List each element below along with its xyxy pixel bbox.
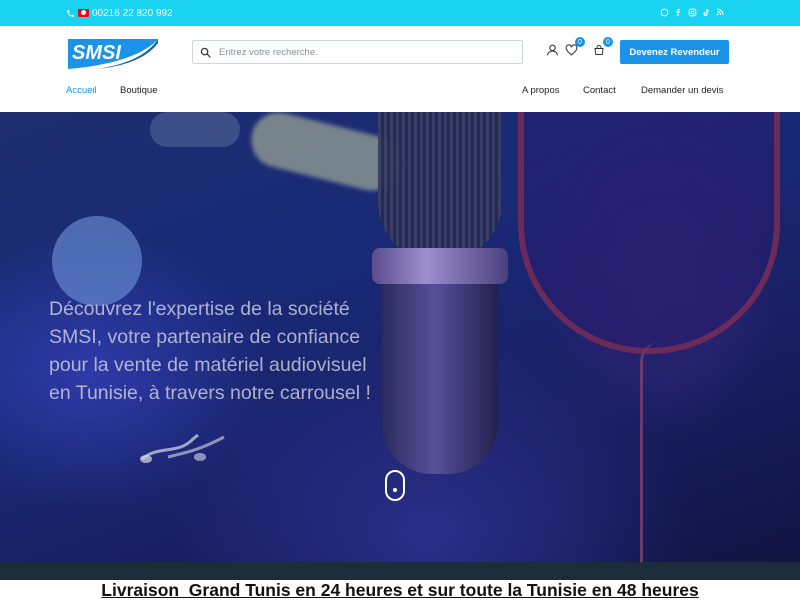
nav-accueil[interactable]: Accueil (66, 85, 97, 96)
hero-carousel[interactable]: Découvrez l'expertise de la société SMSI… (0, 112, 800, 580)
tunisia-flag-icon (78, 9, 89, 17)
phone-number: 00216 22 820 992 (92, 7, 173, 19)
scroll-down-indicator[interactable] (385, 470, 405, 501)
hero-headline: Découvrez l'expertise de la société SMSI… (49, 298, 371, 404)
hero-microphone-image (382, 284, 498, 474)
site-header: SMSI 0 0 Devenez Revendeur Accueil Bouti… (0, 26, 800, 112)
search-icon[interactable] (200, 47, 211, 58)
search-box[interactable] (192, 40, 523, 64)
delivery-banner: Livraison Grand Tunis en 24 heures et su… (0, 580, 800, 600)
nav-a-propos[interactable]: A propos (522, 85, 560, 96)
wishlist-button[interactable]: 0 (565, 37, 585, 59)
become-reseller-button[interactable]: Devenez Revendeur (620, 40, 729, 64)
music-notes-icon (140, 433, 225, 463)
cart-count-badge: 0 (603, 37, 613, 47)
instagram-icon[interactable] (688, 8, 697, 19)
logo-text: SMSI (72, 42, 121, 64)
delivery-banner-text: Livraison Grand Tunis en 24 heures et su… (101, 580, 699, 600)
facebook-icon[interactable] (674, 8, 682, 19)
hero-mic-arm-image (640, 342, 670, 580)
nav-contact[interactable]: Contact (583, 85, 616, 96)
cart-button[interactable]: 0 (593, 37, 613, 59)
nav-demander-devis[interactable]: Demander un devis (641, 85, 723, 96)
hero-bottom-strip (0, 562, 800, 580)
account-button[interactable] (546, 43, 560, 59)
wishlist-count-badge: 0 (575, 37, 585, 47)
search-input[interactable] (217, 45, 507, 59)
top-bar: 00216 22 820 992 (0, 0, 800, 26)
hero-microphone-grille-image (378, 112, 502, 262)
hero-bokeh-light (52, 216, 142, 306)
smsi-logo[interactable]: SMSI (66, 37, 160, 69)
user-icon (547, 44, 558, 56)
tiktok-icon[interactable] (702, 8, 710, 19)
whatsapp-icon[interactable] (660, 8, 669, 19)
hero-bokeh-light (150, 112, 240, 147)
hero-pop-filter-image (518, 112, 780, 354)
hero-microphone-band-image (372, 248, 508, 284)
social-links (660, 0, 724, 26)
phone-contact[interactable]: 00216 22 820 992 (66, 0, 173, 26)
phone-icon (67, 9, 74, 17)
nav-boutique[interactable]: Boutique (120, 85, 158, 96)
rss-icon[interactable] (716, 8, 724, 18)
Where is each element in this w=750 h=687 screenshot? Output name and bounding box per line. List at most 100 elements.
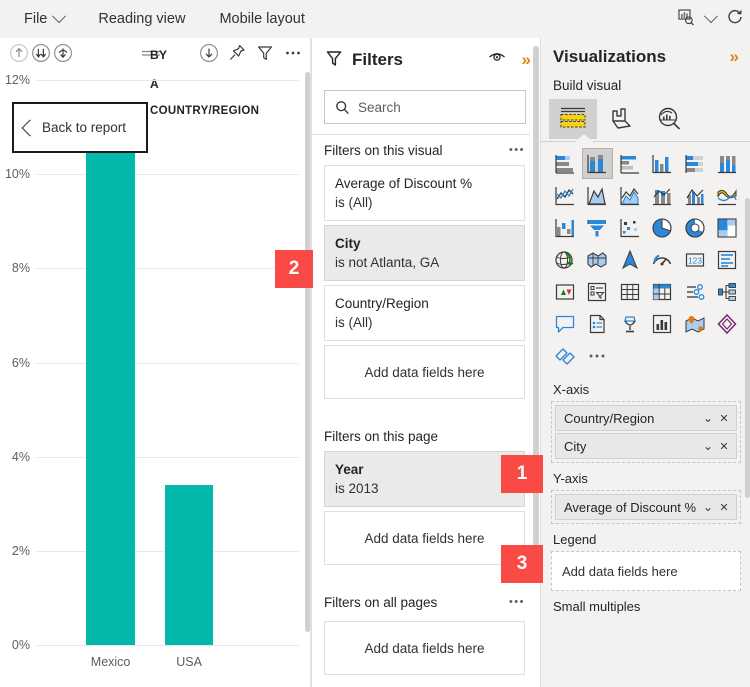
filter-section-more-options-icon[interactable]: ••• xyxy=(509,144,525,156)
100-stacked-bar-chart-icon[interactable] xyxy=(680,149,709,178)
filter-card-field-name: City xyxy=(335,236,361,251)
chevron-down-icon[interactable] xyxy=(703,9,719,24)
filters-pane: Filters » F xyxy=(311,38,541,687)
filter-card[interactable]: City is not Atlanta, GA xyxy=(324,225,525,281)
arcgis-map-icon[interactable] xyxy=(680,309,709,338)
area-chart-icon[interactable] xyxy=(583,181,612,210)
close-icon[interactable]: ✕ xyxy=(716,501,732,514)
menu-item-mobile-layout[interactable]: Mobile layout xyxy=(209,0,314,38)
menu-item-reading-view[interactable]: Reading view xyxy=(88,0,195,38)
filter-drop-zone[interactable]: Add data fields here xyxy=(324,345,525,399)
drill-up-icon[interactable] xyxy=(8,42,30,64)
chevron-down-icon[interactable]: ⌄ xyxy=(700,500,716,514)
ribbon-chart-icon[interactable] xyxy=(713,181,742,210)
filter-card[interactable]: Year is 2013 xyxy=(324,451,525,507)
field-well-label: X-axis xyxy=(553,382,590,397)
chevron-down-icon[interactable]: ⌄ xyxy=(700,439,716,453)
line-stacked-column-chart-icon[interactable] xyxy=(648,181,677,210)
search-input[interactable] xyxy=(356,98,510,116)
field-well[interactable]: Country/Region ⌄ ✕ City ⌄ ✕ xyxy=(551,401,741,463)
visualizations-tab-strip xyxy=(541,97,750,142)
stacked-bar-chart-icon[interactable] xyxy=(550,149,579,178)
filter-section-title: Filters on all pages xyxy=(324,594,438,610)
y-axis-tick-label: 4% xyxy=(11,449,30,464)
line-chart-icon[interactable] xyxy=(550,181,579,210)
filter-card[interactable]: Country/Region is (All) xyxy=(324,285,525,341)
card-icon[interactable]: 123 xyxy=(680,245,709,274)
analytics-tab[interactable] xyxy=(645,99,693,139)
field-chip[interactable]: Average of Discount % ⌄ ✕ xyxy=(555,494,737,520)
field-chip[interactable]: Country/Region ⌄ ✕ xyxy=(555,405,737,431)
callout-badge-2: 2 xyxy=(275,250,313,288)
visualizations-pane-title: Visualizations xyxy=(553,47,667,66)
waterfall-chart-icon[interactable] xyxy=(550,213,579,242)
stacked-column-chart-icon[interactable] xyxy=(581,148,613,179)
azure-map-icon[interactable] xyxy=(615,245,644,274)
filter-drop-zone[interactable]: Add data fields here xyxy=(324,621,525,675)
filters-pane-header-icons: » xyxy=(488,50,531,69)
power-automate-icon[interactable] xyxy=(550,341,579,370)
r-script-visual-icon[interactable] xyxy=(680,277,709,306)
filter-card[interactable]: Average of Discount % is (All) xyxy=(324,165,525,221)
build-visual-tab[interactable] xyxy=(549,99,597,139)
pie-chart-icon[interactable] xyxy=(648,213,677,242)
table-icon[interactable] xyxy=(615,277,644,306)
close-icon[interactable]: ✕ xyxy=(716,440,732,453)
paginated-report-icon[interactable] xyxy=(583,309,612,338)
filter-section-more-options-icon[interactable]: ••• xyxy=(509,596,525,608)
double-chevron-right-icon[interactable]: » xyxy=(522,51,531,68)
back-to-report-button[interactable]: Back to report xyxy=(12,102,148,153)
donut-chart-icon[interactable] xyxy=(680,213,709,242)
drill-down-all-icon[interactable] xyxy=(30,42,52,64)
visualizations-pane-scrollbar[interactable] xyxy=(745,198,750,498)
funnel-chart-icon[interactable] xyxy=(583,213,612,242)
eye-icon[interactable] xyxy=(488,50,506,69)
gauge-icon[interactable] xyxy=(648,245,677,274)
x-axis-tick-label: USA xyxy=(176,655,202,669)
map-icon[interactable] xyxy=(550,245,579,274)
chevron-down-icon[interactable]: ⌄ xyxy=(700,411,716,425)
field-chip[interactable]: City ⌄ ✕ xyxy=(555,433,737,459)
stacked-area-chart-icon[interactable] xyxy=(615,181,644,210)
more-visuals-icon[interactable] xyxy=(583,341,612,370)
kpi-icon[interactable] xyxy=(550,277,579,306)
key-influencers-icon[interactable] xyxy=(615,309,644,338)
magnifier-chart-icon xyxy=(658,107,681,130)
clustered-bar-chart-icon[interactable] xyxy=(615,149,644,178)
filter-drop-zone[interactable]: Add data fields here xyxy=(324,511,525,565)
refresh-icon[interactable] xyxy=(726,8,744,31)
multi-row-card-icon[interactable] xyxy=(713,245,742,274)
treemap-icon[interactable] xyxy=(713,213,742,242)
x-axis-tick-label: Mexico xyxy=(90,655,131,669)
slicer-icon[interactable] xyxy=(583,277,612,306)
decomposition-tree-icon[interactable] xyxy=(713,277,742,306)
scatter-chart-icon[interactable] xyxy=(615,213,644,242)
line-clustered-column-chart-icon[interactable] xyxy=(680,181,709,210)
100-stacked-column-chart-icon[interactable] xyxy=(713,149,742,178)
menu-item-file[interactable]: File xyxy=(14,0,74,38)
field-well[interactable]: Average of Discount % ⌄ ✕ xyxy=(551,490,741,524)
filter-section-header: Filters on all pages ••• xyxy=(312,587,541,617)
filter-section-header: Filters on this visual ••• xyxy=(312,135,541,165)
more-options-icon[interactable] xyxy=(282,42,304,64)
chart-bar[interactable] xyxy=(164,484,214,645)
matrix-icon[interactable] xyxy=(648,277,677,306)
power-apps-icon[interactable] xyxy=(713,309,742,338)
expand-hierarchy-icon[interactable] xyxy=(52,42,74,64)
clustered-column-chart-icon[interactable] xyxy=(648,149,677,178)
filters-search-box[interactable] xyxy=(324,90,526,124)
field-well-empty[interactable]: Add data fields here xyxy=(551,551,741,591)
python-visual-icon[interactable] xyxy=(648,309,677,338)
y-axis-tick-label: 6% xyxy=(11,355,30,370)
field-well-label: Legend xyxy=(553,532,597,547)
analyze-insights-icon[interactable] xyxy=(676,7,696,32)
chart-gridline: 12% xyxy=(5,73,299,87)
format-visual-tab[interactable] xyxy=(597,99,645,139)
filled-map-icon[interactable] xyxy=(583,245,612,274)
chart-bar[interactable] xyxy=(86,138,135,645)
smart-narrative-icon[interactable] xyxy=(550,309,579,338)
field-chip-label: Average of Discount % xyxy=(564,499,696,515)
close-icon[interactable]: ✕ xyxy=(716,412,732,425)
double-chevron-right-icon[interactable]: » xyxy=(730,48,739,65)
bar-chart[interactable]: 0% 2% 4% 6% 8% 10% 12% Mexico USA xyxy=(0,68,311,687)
.....
> [Task directions] Please print the lines exactly as they appear, starting with the line containing "nav-accueil[interactable]: Accueil (66, 85, 97, 96)" and going on through the line containing "cart-button[interactable]: 0 (593, 37, 613, 59)".

> [Task response]
nav-accueil[interactable]: Accueil (66, 85, 97, 96)
hero-carousel[interactable]: Découvrez l'expertise de la société SMSI… (0, 112, 800, 580)
tunisia-flag-icon (78, 9, 89, 17)
phone-number: 00216 22 820 992 (92, 7, 173, 19)
scroll-down-indicator[interactable] (385, 470, 405, 501)
hero-headline: Découvrez l'expertise de la société SMSI… (49, 298, 371, 404)
hero-microphone-image (382, 284, 498, 474)
site-header: SMSI 0 0 Devenez Revendeur Accueil Bouti… (0, 26, 800, 112)
search-icon[interactable] (200, 47, 211, 58)
search-box[interactable] (192, 40, 523, 64)
delivery-banner: Livraison Grand Tunis en 24 heures et su… (0, 580, 800, 600)
nav-a-propos[interactable]: A propos (522, 85, 560, 96)
wishlist-button[interactable]: 0 (565, 37, 585, 59)
become-reseller-button[interactable]: Devenez Revendeur (620, 40, 729, 64)
music-notes-icon (140, 433, 225, 463)
cart-count-badge: 0 (603, 37, 613, 47)
instagram-icon[interactable] (688, 8, 697, 19)
logo-text: SMSI (72, 42, 121, 64)
delivery-banner-text: Livraison Grand Tunis en 24 heures et su… (101, 580, 699, 600)
facebook-icon[interactable] (674, 8, 682, 19)
hero-mic-arm-image (640, 342, 670, 580)
nav-contact[interactable]: Contact (583, 85, 616, 96)
cart-button[interactable]: 0 (593, 37, 613, 59)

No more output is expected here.